→ **STORED DATA**
....

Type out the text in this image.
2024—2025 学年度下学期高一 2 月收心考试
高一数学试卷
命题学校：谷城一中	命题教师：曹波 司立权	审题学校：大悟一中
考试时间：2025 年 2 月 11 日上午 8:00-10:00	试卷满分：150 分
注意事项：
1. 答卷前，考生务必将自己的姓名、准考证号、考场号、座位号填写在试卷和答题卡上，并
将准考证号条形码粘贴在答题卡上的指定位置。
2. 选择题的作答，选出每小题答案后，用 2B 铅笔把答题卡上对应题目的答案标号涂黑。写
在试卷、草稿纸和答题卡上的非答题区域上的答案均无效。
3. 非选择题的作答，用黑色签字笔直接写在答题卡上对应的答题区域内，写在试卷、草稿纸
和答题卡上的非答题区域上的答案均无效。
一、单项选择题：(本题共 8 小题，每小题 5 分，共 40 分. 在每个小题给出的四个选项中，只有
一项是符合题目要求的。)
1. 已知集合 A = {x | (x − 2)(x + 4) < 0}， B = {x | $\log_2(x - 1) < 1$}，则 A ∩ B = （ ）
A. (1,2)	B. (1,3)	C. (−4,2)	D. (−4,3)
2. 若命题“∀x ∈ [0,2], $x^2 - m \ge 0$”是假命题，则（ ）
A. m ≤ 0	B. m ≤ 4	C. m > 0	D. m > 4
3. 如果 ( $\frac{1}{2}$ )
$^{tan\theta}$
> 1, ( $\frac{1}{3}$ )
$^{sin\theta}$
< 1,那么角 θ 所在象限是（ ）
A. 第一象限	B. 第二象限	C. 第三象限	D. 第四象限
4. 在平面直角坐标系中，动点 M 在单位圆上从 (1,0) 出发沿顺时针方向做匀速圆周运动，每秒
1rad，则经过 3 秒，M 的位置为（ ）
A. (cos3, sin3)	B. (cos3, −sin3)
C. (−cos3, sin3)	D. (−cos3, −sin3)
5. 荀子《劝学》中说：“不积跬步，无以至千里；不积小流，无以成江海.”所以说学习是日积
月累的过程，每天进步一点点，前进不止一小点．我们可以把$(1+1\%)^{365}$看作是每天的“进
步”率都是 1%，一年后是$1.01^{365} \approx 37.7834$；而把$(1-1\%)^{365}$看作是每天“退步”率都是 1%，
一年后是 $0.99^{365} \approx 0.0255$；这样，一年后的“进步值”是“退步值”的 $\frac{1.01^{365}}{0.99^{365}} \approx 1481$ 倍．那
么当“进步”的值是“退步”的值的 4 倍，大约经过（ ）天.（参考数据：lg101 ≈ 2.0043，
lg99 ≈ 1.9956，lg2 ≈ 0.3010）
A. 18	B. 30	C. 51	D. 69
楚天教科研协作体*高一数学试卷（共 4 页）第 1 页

....

→ **SET TASK**
Gather up, from the records above, each line where the word "frac" appears.

→ **OUTPUT FOR THIS TASK**
3. 如果 ( $\frac{1}{2}$ )
> 1, ( $\frac{1}{3}$ )
一年后是 $0.99^{365} \approx 0.0255$；这样，一年后的“进步值”是“退步值”的 $\frac{1.01^{365}}{0.99^{365}} \approx 1481$ 倍．那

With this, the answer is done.